**TO DO**
Return all lines in the material below that contain "Configuration".

**INPUT MATERIAL**
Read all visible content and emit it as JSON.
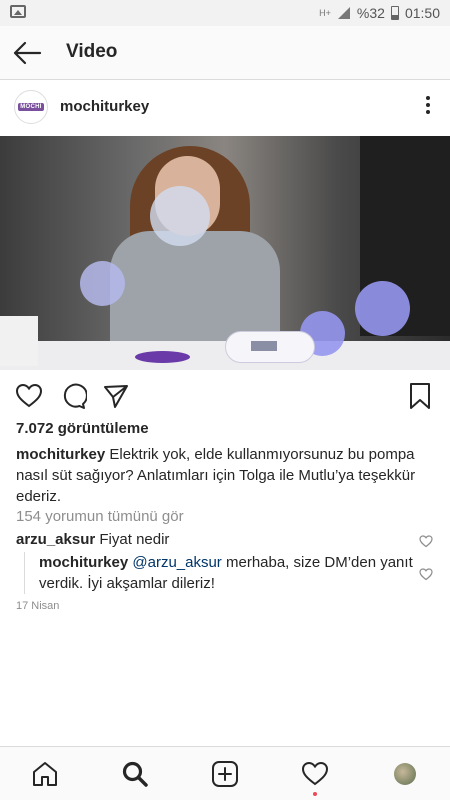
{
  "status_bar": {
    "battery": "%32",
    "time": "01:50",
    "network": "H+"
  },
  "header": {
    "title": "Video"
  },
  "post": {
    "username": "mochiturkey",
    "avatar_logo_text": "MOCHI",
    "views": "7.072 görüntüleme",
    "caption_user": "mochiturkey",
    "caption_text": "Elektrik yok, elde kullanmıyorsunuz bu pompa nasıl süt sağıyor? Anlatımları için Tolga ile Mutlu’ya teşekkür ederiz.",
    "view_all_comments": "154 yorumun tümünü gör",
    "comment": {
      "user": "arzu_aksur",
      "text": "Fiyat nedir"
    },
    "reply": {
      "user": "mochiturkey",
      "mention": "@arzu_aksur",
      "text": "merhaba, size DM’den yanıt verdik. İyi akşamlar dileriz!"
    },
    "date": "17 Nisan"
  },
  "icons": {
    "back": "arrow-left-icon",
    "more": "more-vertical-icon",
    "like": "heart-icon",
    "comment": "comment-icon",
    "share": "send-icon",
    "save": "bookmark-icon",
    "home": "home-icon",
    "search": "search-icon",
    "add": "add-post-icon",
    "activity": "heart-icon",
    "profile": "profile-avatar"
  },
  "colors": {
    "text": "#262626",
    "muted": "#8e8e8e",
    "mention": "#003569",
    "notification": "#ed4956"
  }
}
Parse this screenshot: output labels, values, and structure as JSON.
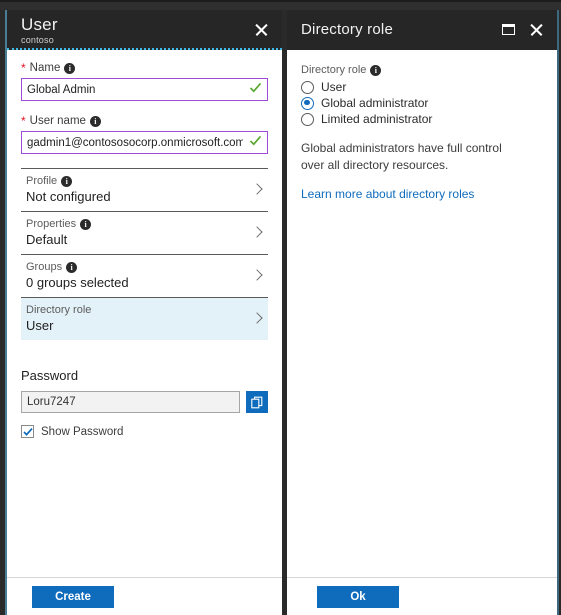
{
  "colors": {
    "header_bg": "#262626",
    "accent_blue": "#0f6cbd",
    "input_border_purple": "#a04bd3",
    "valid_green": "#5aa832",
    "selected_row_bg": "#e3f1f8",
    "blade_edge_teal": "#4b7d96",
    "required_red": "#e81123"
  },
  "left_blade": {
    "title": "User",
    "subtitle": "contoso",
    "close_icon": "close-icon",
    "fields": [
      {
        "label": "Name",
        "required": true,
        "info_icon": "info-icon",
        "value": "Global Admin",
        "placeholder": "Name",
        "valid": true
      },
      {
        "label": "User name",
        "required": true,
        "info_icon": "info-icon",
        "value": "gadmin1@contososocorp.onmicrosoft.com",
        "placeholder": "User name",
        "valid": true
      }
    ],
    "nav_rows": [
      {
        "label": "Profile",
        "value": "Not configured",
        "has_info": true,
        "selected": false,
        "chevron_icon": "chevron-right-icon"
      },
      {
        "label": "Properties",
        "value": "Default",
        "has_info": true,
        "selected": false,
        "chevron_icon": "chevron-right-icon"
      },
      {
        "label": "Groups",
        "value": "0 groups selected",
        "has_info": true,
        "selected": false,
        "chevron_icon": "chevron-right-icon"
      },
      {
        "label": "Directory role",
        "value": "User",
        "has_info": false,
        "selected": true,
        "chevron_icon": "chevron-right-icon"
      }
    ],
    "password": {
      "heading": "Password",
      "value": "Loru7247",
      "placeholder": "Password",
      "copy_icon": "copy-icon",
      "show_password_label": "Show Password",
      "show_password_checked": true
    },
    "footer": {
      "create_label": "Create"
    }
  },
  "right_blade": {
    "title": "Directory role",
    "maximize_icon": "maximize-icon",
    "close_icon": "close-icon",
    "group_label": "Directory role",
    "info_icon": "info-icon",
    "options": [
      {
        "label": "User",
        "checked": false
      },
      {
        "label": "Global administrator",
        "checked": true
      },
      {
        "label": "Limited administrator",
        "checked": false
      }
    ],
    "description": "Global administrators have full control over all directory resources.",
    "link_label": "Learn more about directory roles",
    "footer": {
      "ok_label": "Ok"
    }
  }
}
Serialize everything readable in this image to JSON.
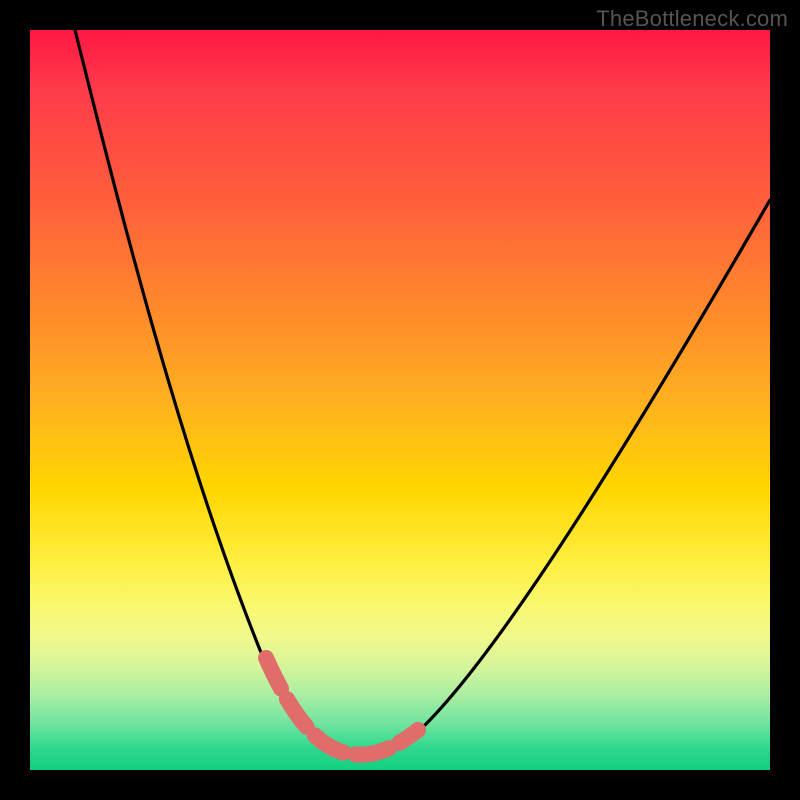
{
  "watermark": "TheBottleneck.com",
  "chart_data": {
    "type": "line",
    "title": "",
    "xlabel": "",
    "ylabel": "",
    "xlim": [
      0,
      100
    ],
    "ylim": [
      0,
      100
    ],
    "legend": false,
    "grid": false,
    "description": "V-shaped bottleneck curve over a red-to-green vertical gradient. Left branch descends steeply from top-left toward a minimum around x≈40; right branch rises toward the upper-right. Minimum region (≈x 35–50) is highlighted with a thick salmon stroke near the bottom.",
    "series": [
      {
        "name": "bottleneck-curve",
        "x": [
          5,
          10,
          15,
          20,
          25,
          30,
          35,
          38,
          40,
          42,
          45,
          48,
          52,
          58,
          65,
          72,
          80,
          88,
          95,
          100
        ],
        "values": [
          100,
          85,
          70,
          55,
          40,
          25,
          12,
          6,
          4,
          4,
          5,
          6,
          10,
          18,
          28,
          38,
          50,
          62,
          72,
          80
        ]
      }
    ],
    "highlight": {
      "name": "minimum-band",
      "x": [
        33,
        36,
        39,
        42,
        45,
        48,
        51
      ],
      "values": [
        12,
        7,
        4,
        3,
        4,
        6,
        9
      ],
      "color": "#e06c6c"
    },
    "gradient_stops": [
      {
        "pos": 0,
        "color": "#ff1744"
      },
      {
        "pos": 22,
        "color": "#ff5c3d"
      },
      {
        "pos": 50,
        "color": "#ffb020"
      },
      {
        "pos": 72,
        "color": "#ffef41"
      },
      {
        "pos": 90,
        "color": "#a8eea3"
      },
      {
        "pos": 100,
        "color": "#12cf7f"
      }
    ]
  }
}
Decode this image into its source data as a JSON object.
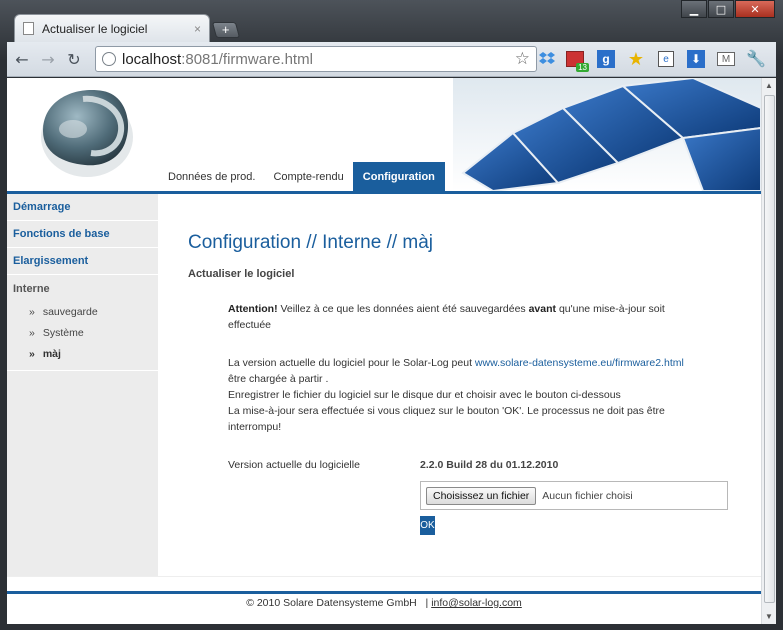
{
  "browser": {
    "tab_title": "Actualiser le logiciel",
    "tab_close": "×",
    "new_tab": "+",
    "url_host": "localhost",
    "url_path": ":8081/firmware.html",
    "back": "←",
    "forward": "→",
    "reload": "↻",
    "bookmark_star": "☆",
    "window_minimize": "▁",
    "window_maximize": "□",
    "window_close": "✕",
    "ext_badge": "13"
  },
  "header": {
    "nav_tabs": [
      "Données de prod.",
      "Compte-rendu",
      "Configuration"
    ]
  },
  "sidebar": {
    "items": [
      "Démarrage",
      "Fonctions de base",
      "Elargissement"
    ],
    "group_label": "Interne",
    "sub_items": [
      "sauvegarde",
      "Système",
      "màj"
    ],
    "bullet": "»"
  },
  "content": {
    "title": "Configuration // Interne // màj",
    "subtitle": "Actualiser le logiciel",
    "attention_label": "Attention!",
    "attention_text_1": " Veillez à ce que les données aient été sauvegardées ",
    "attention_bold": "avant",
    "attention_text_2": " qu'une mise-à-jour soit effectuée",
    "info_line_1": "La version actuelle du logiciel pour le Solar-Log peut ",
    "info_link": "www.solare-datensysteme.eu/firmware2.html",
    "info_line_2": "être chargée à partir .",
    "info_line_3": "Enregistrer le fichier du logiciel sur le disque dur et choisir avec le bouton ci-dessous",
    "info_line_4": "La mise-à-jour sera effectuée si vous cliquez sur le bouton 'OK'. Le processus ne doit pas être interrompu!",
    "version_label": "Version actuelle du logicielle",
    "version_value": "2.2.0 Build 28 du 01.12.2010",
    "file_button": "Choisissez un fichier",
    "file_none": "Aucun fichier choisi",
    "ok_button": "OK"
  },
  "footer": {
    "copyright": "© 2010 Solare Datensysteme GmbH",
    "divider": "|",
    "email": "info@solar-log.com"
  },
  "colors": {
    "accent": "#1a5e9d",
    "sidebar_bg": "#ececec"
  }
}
...
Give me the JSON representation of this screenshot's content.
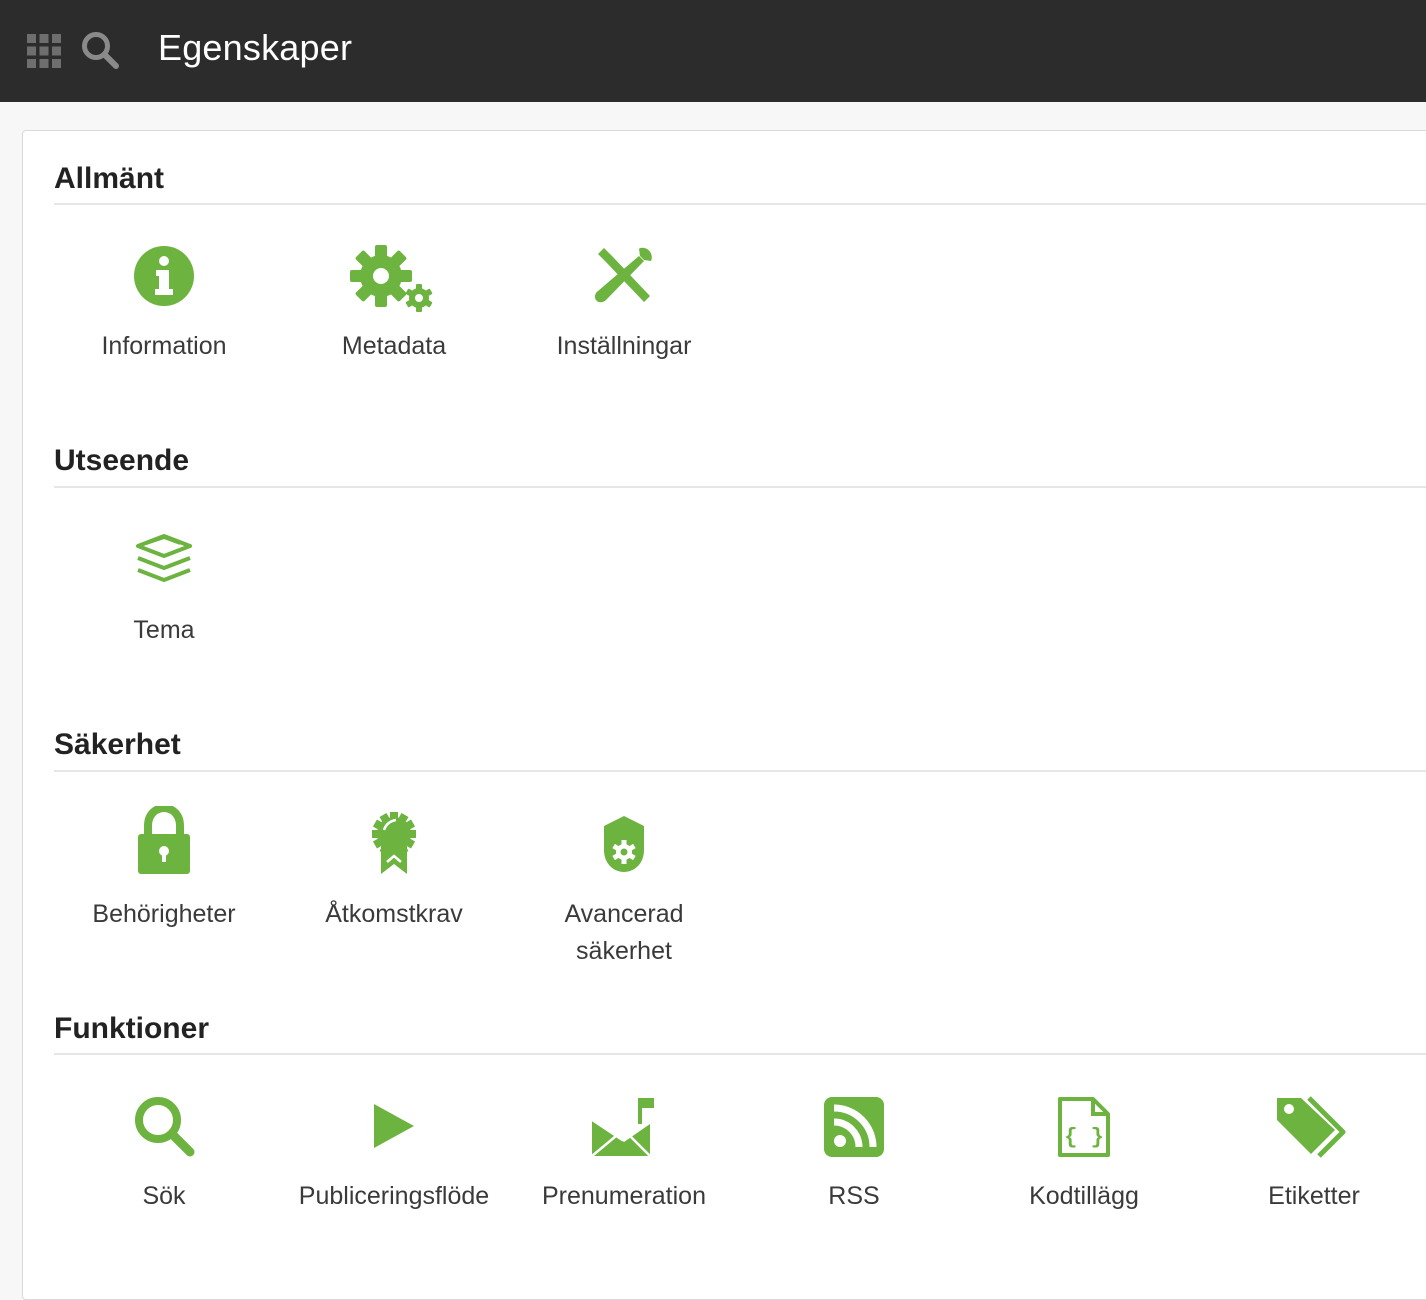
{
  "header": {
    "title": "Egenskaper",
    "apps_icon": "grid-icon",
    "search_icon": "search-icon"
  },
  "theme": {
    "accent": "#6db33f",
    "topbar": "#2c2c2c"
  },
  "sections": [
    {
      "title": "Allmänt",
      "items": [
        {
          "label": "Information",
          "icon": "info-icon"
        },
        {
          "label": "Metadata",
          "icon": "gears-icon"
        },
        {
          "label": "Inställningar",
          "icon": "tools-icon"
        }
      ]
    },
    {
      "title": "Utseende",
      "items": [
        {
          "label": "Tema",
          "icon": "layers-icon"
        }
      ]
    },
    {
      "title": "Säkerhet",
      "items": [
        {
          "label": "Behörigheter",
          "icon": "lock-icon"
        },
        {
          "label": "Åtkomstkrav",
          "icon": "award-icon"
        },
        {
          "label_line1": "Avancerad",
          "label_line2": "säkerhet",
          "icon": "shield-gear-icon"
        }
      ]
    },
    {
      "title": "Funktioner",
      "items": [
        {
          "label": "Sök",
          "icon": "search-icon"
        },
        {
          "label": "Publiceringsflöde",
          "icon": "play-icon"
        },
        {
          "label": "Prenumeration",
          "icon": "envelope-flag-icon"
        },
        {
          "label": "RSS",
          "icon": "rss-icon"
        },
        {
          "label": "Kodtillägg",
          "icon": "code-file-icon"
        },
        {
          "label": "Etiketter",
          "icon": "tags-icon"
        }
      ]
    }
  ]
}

**OUTPUT FOR THIS TASK**
      "Configuration"
    "title": "Configuration // Interne // màj",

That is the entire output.